**Job**
Reproduce all the entries exactly and keep the pictures out.

**Records**
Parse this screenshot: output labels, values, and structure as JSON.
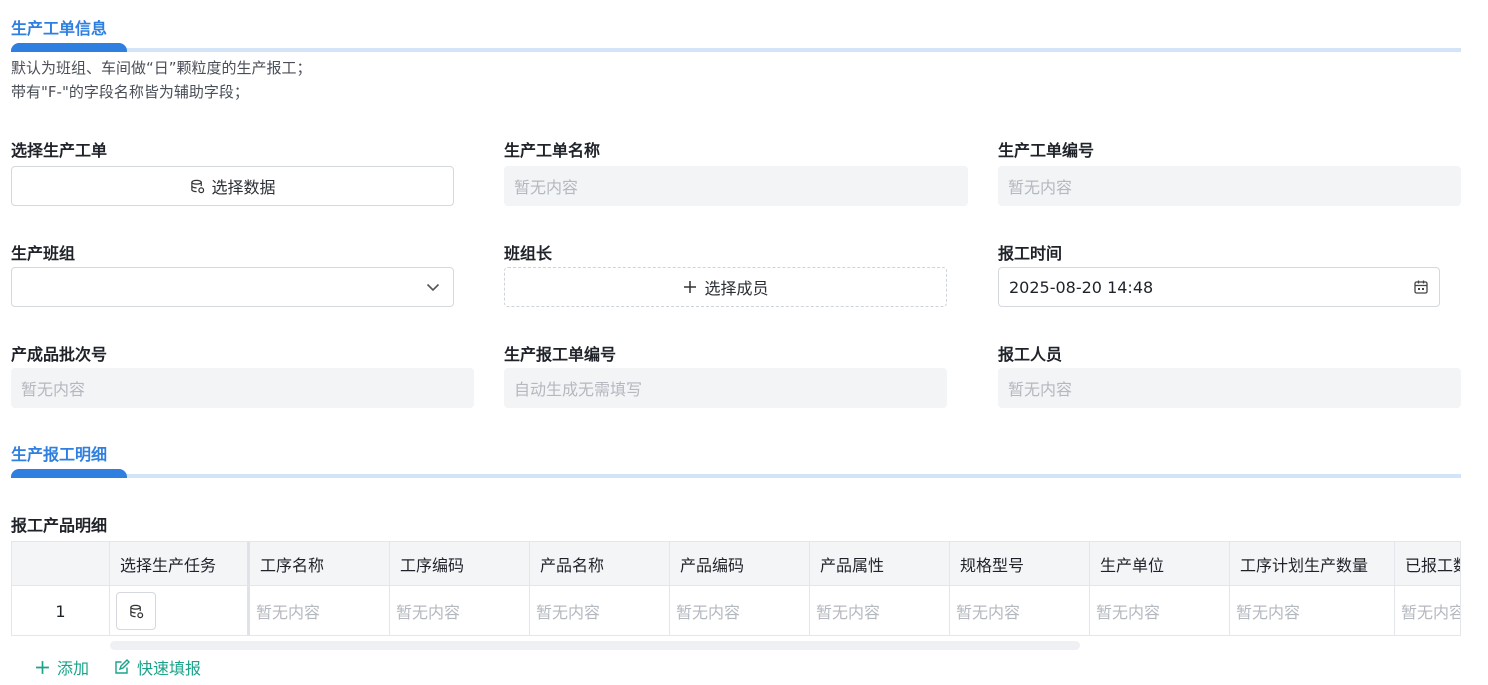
{
  "section1": {
    "title": "生产工单信息",
    "desc_line1": "默认为班组、车间做“日”颗粒度的生产报工；",
    "desc_line2": "带有\"F-\"的字段名称皆为辅助字段；"
  },
  "fields": {
    "select_order": {
      "label": "选择生产工单",
      "button": "选择数据"
    },
    "order_name": {
      "label": "生产工单名称",
      "placeholder": "暂无内容"
    },
    "order_no": {
      "label": "生产工单编号",
      "placeholder": "暂无内容"
    },
    "team": {
      "label": "生产班组",
      "value": ""
    },
    "team_leader": {
      "label": "班组长",
      "button": "选择成员"
    },
    "report_time": {
      "label": "报工时间",
      "value": "2025-08-20 14:48"
    },
    "batch_no": {
      "label": "产成品批次号",
      "placeholder": "暂无内容"
    },
    "report_no": {
      "label": "生产报工单编号",
      "placeholder": "自动生成无需填写"
    },
    "reporter": {
      "label": "报工人员",
      "placeholder": "暂无内容"
    }
  },
  "section2": {
    "title": "生产报工明细"
  },
  "detail": {
    "label": "报工产品明细",
    "columns": [
      "选择生产任务",
      "工序名称",
      "工序编码",
      "产品名称",
      "产品编码",
      "产品属性",
      "规格型号",
      "生产单位",
      "工序计划生产数量",
      "已报工数"
    ],
    "row": {
      "index": "1",
      "placeholder": "暂无内容"
    }
  },
  "actions": {
    "add": "添加",
    "quick_fill": "快速填报"
  },
  "colors": {
    "accent": "#2f7fe0",
    "action": "#1aa38a"
  }
}
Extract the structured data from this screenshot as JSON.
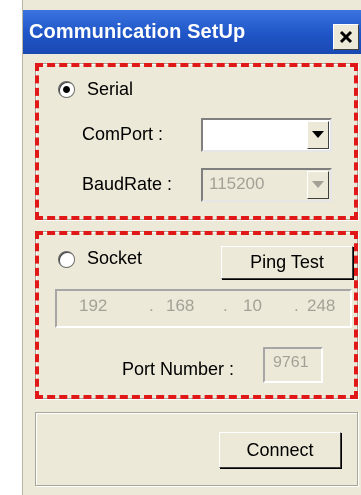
{
  "window": {
    "title": "Communication SetUp",
    "close_icon": "close-icon"
  },
  "serial": {
    "label": "Serial",
    "selected": true,
    "comport_label": "ComPort :",
    "comport_value": "",
    "baudrate_label": "BaudRate :",
    "baudrate_value": "115200"
  },
  "socket": {
    "label": "Socket",
    "selected": false,
    "ping_button": "Ping Test",
    "ip_parts": [
      "192",
      ".",
      "168",
      ".",
      "10",
      ".",
      "248"
    ],
    "port_label": "Port Number :",
    "port_value": "9761"
  },
  "actions": {
    "connect_button": "Connect"
  },
  "colors": {
    "titlebar": "#2a5fc9",
    "dialog_bg": "#ece9d8",
    "highlight": "#e01818"
  }
}
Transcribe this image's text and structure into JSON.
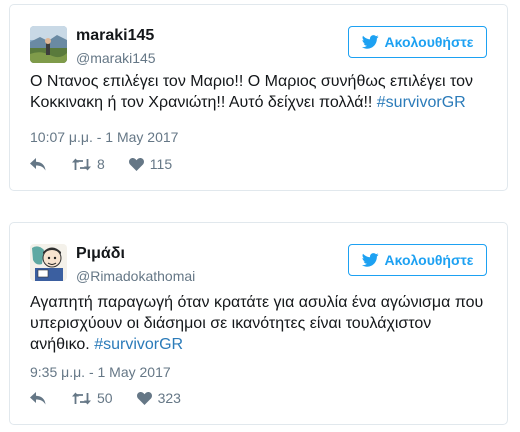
{
  "tweets": [
    {
      "display_name": "maraki145",
      "handle": "@maraki145",
      "follow_label": "Ακολουθήστε",
      "text_before": "Ο Ντανος επιλέγει τον Μαριο!! Ο Μαριος συνήθως επιλέγει τον Κοκκινακη ή τον Χρανιώτη!! Αυτό δείχνει πολλά!! ",
      "hashtag": "#survivorGR",
      "timestamp": "10:07 μ.μ. - 1 May 2017",
      "retweets": "8",
      "likes": "115",
      "avatar_icon": "landscape-avatar-icon"
    },
    {
      "display_name": "Ριμάδι",
      "handle": "@Rimadokathomai",
      "follow_label": "Ακολουθήστε",
      "text_before": "Αγαπητή παραγωγή όταν κρατάτε για ασυλία ένα αγώνισμα που υπερισχύουν οι διάσημοι σε ικανότητες είναι τουλάχιστον ανήθικο. ",
      "hashtag": "#survivorGR",
      "timestamp": "9:35 μ.μ. - 1 May 2017",
      "retweets": "50",
      "likes": "323",
      "avatar_icon": "cartoon-avatar-icon"
    }
  ],
  "colors": {
    "accent": "#1da1f2",
    "link": "#2b7bb9",
    "muted": "#657786",
    "border": "#e1e8ed"
  },
  "icons": [
    "twitter-bird-icon",
    "reply-icon",
    "retweet-icon",
    "heart-icon"
  ]
}
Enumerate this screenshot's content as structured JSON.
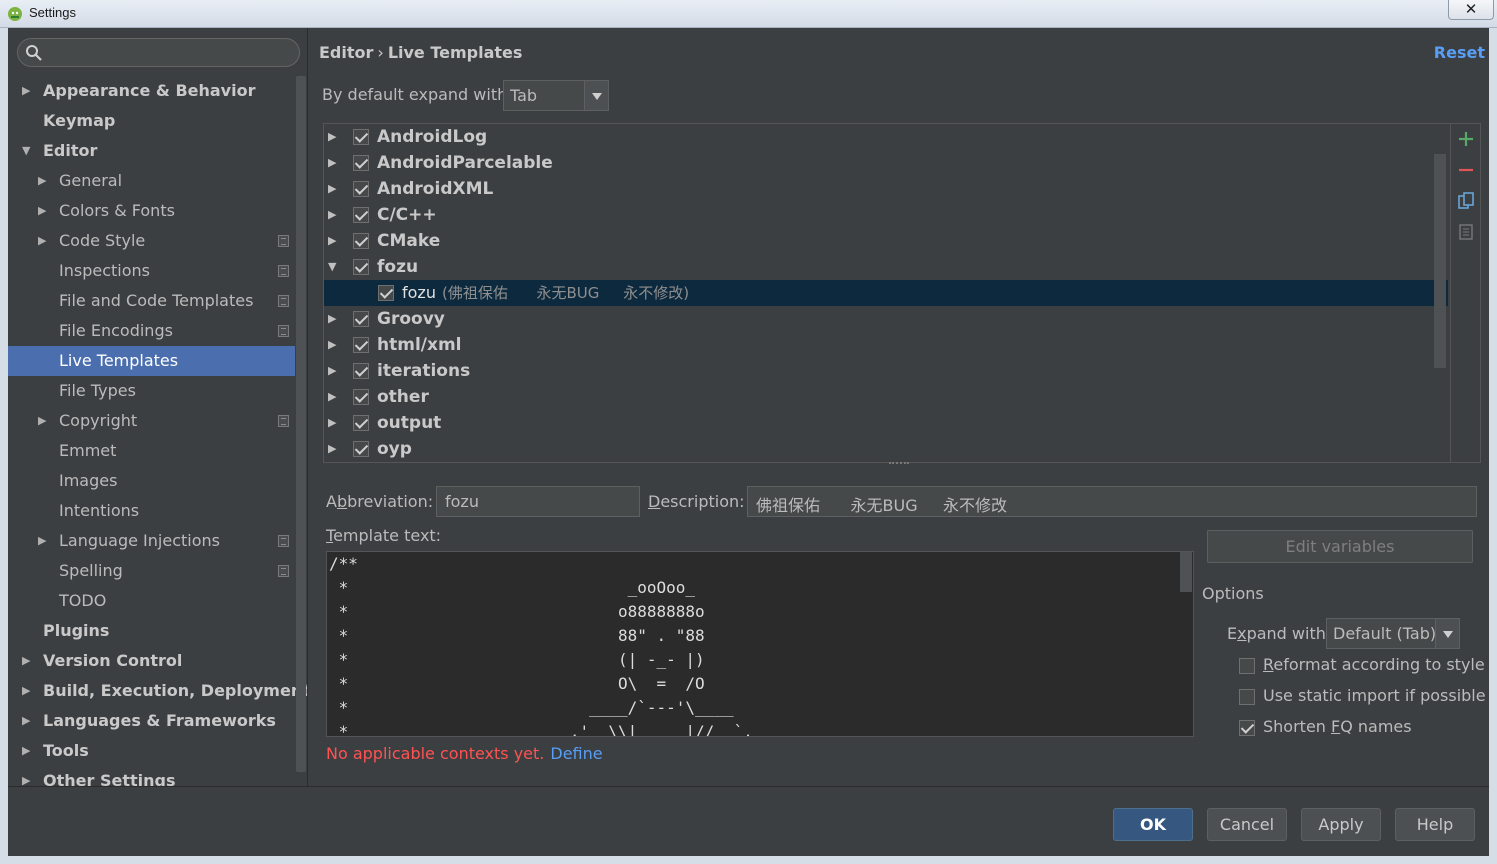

**The completed task**
Parse this screenshot: output labels, values, and structure as JSON.
{
  "section1": {
    "title": "生产工单信息",
    "desc_line1": "默认为班组、车间做“日”颗粒度的生产报工；",
    "desc_line2": "带有\"F-\"的字段名称皆为辅助字段；"
  },
  "fields": {
    "select_order": {
      "label": "选择生产工单",
      "button": "选择数据"
    },
    "order_name": {
      "label": "生产工单名称",
      "placeholder": "暂无内容"
    },
    "order_no": {
      "label": "生产工单编号",
      "placeholder": "暂无内容"
    },
    "team": {
      "label": "生产班组",
      "value": ""
    },
    "team_leader": {
      "label": "班组长",
      "button": "选择成员"
    },
    "report_time": {
      "label": "报工时间",
      "value": "2025-08-20 14:48"
    },
    "batch_no": {
      "label": "产成品批次号",
      "placeholder": "暂无内容"
    },
    "report_no": {
      "label": "生产报工单编号",
      "placeholder": "自动生成无需填写"
    },
    "reporter": {
      "label": "报工人员",
      "placeholder": "暂无内容"
    }
  },
  "section2": {
    "title": "生产报工明细"
  },
  "detail": {
    "label": "报工产品明细",
    "columns": [
      "选择生产任务",
      "工序名称",
      "工序编码",
      "产品名称",
      "产品编码",
      "产品属性",
      "规格型号",
      "生产单位",
      "工序计划生产数量",
      "已报工数"
    ],
    "row": {
      "index": "1",
      "placeholder": "暂无内容"
    }
  },
  "actions": {
    "add": "添加",
    "quick_fill": "快速填报"
  },
  "colors": {
    "accent": "#2f7fe0",
    "action": "#1aa38a"
  }
}
Extract the structured data from this screenshot as JSON.
{
  "window": {
    "title": "Communication SetUp",
    "close_icon": "close-icon"
  },
  "serial": {
    "label": "Serial",
    "selected": true,
    "comport_label": "ComPort :",
    "comport_value": "",
    "baudrate_label": "BaudRate :",
    "baudrate_value": "115200"
  },
  "socket": {
    "label": "Socket",
    "selected": false,
    "ping_button": "Ping Test",
    "ip_parts": [
      "192",
      ".",
      "168",
      ".",
      "10",
      ".",
      "248"
    ],
    "port_label": "Port Number :",
    "port_value": "9761"
  },
  "actions": {
    "connect_button": "Connect"
  },
  "colors": {
    "titlebar": "#2a5fc9",
    "dialog_bg": "#ece9d8",
    "highlight": "#e01818"
  }
}
Transcribe this image's text and structure into JSON.
{
  "tweets": [
    {
      "display_name": "maraki145",
      "handle": "@maraki145",
      "follow_label": "Ακολουθήστε",
      "text_before": "Ο Ντανος επιλέγει τον Μαριο!! Ο Μαριος συνήθως επιλέγει τον Κοκκινακη ή τον Χρανιώτη!! Αυτό δείχνει πολλά!! ",
      "hashtag": "#survivorGR",
      "timestamp": "10:07 μ.μ. - 1 May 2017",
      "retweets": "8",
      "likes": "115",
      "avatar_icon": "landscape-avatar-icon"
    },
    {
      "display_name": "Ριμάδι",
      "handle": "@Rimadokathomai",
      "follow_label": "Ακολουθήστε",
      "text_before": "Αγαπητή παραγωγή όταν κρατάτε για ασυλία ένα αγώνισμα που υπερισχύουν οι διάσημοι σε ικανότητες είναι τουλάχιστον ανήθικο. ",
      "hashtag": "#survivorGR",
      "timestamp": "9:35 μ.μ. - 1 May 2017",
      "retweets": "50",
      "likes": "323",
      "avatar_icon": "cartoon-avatar-icon"
    }
  ],
  "colors": {
    "accent": "#1da1f2",
    "link": "#2b7bb9",
    "muted": "#657786",
    "border": "#e1e8ed"
  },
  "icons": [
    "twitter-bird-icon",
    "reply-icon",
    "retweet-icon",
    "heart-icon"
  ]
}
Enumerate this screenshot's content as structured JSON.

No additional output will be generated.